[PASSAGE PROVIDED]
— Start —
Travel: Xi’an North → Shanghai Hongqiao

Longest leg: 6 hours, ¥670 second class. Book a seat on the left side for Huashan mountain views in the first hour. Or fly (2 hours, ¥600-1,000) if you want to save 4 hours.

Day 6: The Bund & Nanjing Road

You arrive mid-afternoon. Check in, then head to the Bund (外滩) at sunset. There is no better introduction to Shanghai. Stand on the western bank of the Huangpu River. Behind you: 1920s colonial buildings (the old British banks, the Customs House, the Peace Hotel). In front of you: Pudong’s sci-fi skyline (Shanghai Tower, Shanghai World Financial Center, Jin Mao Tower, Oriental Pearl Tower). The contrast is the point.

Walk Nanjing Road East from the Bund to People’s Square (2km). It’s China’s most famous shopping street — gaudy neon, crowds, and a good energy if you don’t take it too seriously. Dinner: Jia Jia Tang Bao (佳家汤包, ¥30-50) for the best soup dumplings in the city. Or Din Tai Fung if you want the polished version.
— End —
[DATASET RECORDS]
— Start —
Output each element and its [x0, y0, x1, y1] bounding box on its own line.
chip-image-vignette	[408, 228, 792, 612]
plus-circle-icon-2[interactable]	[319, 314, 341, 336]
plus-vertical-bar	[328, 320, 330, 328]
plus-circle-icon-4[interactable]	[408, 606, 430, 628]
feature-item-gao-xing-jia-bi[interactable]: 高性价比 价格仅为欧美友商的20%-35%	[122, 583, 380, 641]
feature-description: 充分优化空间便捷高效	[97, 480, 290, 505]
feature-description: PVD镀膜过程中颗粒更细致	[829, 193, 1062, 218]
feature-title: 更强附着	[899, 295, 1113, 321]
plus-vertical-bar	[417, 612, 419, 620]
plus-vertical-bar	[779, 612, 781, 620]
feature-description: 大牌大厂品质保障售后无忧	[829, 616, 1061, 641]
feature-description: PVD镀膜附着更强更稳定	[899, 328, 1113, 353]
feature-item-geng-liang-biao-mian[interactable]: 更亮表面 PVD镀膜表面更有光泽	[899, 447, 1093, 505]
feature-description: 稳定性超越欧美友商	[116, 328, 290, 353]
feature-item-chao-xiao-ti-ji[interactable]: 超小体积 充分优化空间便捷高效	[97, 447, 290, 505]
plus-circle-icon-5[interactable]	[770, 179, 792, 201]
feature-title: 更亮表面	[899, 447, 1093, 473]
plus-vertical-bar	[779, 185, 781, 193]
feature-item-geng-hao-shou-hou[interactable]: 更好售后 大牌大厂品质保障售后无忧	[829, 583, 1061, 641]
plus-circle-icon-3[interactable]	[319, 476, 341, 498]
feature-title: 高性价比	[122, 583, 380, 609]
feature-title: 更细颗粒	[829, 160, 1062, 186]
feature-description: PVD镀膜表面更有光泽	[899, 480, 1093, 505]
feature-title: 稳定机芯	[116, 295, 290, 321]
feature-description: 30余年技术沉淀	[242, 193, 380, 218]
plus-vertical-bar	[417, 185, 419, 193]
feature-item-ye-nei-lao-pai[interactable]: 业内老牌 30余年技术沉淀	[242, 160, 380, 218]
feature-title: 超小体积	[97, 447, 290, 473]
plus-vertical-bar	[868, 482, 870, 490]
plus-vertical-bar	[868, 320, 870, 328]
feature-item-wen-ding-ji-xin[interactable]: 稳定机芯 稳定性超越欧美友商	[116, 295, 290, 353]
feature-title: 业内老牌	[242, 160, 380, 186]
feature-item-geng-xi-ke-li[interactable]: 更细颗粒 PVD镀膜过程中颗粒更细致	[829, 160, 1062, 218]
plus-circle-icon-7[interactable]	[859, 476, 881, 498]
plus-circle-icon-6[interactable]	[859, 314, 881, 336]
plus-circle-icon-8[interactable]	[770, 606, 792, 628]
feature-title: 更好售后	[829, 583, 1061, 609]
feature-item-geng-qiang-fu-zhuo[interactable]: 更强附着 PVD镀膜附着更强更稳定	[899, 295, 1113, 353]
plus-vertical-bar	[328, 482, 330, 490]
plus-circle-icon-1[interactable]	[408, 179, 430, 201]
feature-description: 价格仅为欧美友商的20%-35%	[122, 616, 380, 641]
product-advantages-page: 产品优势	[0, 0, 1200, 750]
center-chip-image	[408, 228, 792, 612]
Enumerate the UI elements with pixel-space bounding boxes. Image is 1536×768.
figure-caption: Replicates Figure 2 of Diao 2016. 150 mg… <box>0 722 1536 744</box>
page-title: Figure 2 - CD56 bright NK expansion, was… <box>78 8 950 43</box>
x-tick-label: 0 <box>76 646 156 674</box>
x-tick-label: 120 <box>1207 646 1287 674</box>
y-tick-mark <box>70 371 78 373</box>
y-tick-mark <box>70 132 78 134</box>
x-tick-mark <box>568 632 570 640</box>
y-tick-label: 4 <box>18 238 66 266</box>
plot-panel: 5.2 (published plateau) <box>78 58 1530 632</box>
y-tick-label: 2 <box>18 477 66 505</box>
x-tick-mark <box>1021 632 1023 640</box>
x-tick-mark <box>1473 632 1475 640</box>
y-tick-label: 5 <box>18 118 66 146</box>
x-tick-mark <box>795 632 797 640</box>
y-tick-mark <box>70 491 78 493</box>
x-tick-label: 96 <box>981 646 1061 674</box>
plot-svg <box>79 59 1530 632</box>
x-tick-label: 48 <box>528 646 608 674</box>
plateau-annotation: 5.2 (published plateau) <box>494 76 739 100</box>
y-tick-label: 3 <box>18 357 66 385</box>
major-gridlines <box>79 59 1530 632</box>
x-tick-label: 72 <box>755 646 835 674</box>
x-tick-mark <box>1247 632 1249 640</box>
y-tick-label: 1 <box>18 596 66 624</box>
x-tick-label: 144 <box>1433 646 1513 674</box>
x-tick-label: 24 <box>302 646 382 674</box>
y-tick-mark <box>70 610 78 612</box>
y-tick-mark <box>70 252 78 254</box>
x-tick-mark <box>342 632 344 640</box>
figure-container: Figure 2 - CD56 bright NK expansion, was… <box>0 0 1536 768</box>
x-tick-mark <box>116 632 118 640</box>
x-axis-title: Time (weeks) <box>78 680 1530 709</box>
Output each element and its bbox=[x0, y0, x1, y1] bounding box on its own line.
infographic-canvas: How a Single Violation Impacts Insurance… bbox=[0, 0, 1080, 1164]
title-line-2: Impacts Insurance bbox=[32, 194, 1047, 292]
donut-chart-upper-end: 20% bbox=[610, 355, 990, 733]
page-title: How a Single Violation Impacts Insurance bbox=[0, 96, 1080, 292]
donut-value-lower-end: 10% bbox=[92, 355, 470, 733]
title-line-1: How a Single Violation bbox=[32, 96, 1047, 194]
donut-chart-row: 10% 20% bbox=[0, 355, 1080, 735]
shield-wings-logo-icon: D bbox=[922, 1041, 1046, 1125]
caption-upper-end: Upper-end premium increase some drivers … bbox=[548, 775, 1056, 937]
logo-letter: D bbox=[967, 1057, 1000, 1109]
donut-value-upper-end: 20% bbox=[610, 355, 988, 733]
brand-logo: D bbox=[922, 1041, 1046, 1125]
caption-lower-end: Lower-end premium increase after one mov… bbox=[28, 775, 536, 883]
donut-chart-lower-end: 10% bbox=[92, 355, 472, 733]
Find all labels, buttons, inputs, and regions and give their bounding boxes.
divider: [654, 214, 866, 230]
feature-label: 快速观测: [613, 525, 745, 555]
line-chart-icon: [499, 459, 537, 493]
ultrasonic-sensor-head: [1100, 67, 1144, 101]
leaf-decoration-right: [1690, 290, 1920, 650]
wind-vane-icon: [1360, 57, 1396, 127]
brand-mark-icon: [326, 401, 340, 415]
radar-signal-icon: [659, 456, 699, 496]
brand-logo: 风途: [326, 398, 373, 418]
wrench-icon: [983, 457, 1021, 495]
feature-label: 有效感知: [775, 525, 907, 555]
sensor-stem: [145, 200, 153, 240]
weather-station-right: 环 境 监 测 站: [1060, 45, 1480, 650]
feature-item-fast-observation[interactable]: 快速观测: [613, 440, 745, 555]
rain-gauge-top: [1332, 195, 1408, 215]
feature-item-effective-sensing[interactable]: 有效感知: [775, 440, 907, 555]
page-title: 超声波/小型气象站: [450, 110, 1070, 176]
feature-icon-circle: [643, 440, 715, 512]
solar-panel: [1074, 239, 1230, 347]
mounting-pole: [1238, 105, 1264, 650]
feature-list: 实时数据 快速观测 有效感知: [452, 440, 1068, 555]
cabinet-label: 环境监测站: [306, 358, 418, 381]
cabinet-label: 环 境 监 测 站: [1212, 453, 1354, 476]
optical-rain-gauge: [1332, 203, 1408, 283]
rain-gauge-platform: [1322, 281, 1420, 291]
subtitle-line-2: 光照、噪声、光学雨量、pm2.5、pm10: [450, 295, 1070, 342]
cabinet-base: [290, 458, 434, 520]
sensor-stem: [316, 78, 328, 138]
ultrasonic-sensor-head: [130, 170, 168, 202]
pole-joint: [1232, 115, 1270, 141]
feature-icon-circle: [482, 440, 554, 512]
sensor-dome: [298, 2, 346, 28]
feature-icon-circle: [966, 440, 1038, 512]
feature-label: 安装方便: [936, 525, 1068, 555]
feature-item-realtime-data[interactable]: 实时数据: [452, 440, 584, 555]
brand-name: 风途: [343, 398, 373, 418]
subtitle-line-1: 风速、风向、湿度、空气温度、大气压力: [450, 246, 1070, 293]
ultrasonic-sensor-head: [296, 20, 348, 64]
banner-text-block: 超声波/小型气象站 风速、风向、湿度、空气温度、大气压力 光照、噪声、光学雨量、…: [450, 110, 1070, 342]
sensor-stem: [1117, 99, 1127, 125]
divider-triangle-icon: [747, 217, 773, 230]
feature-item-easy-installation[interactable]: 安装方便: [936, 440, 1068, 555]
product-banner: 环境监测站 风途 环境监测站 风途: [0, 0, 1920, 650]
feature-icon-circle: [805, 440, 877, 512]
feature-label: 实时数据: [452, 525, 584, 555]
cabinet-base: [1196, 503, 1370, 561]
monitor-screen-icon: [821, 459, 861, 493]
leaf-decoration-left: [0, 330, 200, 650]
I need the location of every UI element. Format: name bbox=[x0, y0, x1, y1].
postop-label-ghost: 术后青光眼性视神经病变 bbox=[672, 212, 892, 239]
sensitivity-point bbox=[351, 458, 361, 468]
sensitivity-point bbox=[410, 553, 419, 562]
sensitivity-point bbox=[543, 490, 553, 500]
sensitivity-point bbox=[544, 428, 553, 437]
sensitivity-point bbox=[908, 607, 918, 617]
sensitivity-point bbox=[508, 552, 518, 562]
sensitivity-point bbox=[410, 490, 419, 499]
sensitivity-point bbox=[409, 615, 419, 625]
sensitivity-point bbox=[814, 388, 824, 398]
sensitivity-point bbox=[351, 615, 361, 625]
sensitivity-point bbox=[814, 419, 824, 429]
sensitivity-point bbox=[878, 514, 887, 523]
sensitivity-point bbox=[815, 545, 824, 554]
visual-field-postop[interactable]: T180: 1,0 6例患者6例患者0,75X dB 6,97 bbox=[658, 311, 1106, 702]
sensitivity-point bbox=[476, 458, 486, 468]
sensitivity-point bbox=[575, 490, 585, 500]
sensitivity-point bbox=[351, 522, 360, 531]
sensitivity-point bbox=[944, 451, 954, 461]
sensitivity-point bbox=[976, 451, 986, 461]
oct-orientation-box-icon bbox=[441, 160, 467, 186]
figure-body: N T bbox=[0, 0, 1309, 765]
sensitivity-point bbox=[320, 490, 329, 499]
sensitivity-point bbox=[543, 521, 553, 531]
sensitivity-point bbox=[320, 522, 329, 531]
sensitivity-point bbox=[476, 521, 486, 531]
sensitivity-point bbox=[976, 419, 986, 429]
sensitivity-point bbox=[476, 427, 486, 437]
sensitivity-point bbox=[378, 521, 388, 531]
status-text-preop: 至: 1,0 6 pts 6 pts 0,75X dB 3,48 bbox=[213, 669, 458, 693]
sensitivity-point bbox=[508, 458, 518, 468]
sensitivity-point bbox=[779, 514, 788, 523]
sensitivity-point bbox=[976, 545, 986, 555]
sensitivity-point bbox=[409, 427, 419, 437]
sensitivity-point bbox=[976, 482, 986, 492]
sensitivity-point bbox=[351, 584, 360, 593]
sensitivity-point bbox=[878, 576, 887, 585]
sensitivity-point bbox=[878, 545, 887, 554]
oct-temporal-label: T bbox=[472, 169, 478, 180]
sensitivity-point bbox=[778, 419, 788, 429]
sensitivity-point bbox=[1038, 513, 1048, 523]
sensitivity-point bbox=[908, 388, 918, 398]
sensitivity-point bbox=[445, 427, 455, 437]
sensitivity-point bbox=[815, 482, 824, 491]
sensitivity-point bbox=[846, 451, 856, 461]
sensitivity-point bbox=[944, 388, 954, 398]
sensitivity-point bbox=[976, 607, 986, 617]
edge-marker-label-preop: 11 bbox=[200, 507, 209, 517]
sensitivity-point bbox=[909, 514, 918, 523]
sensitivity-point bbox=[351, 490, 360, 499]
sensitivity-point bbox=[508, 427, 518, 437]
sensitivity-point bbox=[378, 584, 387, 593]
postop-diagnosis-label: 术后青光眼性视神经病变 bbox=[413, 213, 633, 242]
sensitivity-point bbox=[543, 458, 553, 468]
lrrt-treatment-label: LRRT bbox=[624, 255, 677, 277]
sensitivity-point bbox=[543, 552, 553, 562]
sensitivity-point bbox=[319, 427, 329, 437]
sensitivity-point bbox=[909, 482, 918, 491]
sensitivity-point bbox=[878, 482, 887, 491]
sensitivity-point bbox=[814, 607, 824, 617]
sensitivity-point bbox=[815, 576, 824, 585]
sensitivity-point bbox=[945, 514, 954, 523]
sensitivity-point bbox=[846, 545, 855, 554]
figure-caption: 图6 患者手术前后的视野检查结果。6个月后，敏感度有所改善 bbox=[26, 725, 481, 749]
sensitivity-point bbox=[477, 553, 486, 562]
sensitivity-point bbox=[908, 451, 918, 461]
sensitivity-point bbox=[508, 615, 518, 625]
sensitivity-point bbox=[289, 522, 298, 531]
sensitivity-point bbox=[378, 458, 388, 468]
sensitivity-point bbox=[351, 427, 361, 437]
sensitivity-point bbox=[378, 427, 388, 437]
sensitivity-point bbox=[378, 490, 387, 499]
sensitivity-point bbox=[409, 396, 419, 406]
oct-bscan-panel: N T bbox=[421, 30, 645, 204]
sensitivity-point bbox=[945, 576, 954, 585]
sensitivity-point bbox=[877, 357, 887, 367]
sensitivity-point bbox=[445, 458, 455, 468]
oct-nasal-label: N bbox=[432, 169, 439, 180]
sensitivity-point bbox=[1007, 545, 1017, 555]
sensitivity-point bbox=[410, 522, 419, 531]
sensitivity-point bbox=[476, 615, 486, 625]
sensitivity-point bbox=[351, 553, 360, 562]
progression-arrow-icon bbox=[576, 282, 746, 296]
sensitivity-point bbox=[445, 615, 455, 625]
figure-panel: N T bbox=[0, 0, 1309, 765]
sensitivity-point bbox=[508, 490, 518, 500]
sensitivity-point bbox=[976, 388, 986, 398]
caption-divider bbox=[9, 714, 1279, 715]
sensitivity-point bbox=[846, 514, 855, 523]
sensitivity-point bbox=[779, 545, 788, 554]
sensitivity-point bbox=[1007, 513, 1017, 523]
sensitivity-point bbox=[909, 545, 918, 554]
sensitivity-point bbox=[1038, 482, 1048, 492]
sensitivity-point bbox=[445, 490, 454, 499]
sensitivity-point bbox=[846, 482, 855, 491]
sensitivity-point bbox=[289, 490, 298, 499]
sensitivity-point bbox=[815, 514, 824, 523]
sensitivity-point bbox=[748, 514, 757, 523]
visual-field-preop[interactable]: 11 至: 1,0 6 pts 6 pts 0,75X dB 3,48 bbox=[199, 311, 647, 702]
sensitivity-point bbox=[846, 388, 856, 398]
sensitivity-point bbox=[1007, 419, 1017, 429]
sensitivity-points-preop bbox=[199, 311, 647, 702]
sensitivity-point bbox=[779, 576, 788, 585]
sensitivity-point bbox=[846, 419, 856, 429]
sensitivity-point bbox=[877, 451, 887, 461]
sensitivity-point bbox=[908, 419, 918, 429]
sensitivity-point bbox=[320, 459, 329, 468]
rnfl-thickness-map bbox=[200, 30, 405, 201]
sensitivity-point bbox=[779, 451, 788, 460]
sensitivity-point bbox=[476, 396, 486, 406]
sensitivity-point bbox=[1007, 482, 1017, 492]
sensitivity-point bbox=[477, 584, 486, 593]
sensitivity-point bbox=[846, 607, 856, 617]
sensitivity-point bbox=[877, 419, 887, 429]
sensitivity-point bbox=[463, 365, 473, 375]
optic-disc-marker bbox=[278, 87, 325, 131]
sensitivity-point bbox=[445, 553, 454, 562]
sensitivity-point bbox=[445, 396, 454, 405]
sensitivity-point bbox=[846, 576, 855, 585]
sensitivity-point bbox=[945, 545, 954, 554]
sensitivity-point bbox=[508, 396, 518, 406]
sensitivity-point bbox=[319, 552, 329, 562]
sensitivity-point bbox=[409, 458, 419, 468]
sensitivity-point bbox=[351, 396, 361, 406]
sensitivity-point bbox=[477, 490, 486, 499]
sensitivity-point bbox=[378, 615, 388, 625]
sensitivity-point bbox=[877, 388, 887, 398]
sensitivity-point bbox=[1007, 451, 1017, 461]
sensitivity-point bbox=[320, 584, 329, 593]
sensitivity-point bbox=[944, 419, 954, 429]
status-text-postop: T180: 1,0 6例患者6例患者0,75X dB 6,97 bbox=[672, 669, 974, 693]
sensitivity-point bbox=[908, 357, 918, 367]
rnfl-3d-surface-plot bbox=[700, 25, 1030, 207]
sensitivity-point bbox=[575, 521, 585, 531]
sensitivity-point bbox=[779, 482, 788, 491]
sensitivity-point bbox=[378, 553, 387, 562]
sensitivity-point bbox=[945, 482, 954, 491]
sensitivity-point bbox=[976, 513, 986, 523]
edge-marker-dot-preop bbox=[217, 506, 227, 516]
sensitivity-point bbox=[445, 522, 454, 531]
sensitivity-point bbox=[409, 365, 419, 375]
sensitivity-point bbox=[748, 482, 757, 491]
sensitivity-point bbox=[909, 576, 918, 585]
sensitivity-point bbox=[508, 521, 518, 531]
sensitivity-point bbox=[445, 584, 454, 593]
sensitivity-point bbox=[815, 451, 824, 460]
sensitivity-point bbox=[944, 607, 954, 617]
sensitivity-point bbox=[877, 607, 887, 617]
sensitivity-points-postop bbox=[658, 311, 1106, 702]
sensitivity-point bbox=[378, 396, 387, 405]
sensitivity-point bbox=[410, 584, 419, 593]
— End —
[TO-DO LIST]
1 – Return the listing's lines as a JSON list of strings, one string per line and no blank lines. Begin with the first line of the listing and end with the line that contains "482, 330, 490]", including both.
2 – Extend the Shanghai travel itinerary, picking up after its final sentence.

[ANSWERS PROVIDED]
1 –
[
  "Output each element and its [x0, y0, x1, y1] bounding box on its own line.",
  "chip-image-vignette\t[408, 228, 792, 612]",
  "plus-circle-icon-2[interactable]\t[319, 314, 341, 336]",
  "plus-vertical-bar\t[328, 320, 330, 328]",
  "plus-circle-icon-4[interactable]\t[408, 606, 430, 628]",
  "feature-item-gao-xing-jia-bi[interactable]: 高性价比 价格仅为欧美友商的20%-35%\t[122, 583, 380, 641]",
  "feature-description: 充分优化空间便捷高效\t[97, 480, 290, 505]",
  "feature-description: PVD镀膜过程中颗粒更细致\t[829, 193, 1062, 218]",
  "feature-title: 更强附着\t[899, 295, 1113, 321]",
  "plus-vertical-bar\t[417, 612, 419, 620]",
  "plus-vertical-bar\t[779, 612, 781, 620]",
  "feature-description: 大牌大厂品质保障售后无忧\t[829, 616, 1061, 641]",
  "feature-description: PVD镀膜附着更强更稳定\t[899, 328, 1113, 353]",
  "feature-item-geng-liang-biao-mian[interactable]: 更亮表面 PVD镀膜表面更有光泽\t[899, 447, 1093, 505]",
  "feature-description: 稳定性超越欧美友商\t[116, 328, 290, 353]",
  "feature-item-chao-xiao-ti-ji[interactable]: 超小体积 充分优化空间便捷高效\t[97, 447, 290, 505]",
  "plus-circle-icon-5[interactable]\t[770, 179, 792, 201]",
  "feature-title: 更亮表面\t[899, 447, 1093, 473]",
  "plus-vertical-bar\t[779, 185, 781, 193]",
  "feature-item-geng-hao-shou-hou[interactable]: 更好售后 大牌大厂品质保障售后无忧\t[829, 583, 1061, 641]",
  "plus-circle-icon-3[interactable]\t[319, 476, 341, 498]",
  "feature-title: 高性价比\t[122, 583, 380, 609]",
  "feature-title: 更细颗粒\t[829, 160, 1062, 186]",
  "feature-description: PVD镀膜表面更有光泽\t[899, 480, 1093, 505]",
  "feature-title: 稳定机芯\t[116, 295, 290, 321]",
  "feature-description: 30余年技术沉淀\t[242, 193, 380, 218]",
  "plus-vertical-bar\t[417, 185, 419, 193]",
  "feature-item-ye-nei-lao-pai[interactable]: 业内老牌 30余年技术沉淀\t[242, 160, 380, 218]",
  "feature-title: 超小体积\t[97, 447, 290, 473]",
  "plus-vertical-bar\t[868, 482, 870, 490]",
  "plus-vertical-bar\t[868, 320, 870, 328]",
  "feature-item-wen-ding-ji-xin[interactable]: 稳定机芯 稳定性超越欧美友商\t[116, 295, 290, 353]",
  "feature-title: 业内老牌\t[242, 160, 380, 186]",
  "feature-item-geng-xi-ke-li[interactable]: 更细颗粒 PVD镀膜过程中颗粒更细致\t[829, 160, 1062, 218]",
  "plus-circle-icon-7[interactable]\t[859, 476, 881, 498]",
  "plus-circle-icon-6[interactable]\t[859, 314, 881, 336]",
  "plus-circle-icon-8[interactable]\t[770, 606, 792, 628]",
  "feature-title: 更好售后\t[829, 583, 1061, 609]",
  "feature-item-geng-qiang-fu-zhuo[interactable]: 更强附着 PVD镀膜附着更强更稳定\t[899, 295, 1113, 353]",
  "plus-vertical-bar\t[328, 482, 330, 490]"
]

2 –
Day 7: French Concession & Yu Garden

Morning: French Concession. Start at Fuxing Park (watch locals do tai chi, ballroom dancing, and — seriously — sometimes karaoke at 8am). Walk the plane-tree-lined streets: Wukang Road, Anfu Road, Wulumuqi Road. This neighborhood was Shanghai’s expatriate quarter in the 1920s-30s and still feels different from the rest of China — low-rise buildings, sidewalk cafes, boutiques in converted lane houses. Tianzifang (田子坊) is a touristy but fun warren of art galleries, craft shops, and food stalls inside traditional shikumen lane houses.

Afternoon: Yu Garden (豫园, ¥40). It’s a 16th-century classical garden in the middle of a tourist bazaar (Yu Bazaar). The garden is worth it for the rockeries and dragon wall; the bazaar is worth it for Nanxiang Steamed Bun Restaurant (南翔馒头店, ¥30-50 for a steamer of soup dumplings — ground-floor is takeaway, upstairs is sit-down).

Evening: Cocktails somewhere with a view. Flair at the Ritz-Carlton (¥120-160 cocktails, 58th floor terrace) if you want to splash. Or Speakeasy bars in the French Concession: Speak Low, Sober Company, Union Trading Co.

Day 8: Shanghai Tower + Free Afternoon

Shanghai Tower (上海中心大厦, ¥180): China’s tallest building (632 meters, 128 floors). The elevator goes up at 18 meters/second — fastest in the world. The observation deck gives you a view of Shanghai that makes the city look like a circuit board. Go on a clear day — if it’s smoggy, you’ll just see grey at 600 meters.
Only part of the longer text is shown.